Goal - Wherever "this" appears in a line, copy that line.

Collected data entries -
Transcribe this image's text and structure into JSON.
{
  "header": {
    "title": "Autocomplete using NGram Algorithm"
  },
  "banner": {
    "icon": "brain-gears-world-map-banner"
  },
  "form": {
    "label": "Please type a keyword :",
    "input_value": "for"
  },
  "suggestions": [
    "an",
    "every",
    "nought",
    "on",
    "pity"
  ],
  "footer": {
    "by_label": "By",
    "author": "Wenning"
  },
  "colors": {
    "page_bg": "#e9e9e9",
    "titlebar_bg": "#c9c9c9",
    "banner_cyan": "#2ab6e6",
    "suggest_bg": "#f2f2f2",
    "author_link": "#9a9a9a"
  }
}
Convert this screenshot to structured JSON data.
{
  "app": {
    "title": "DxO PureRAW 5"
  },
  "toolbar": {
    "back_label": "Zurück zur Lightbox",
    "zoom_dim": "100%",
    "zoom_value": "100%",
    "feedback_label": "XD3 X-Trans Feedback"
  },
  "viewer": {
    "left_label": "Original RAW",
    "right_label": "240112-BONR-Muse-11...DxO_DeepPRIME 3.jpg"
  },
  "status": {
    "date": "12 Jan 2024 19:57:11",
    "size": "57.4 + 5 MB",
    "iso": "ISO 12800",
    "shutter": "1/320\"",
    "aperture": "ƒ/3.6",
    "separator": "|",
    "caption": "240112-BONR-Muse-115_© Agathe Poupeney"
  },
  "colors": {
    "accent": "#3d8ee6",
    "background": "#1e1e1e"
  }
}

Final answer -
Transcribe this image's text and structure into JSON.
Convert this screenshot to structured JSON data.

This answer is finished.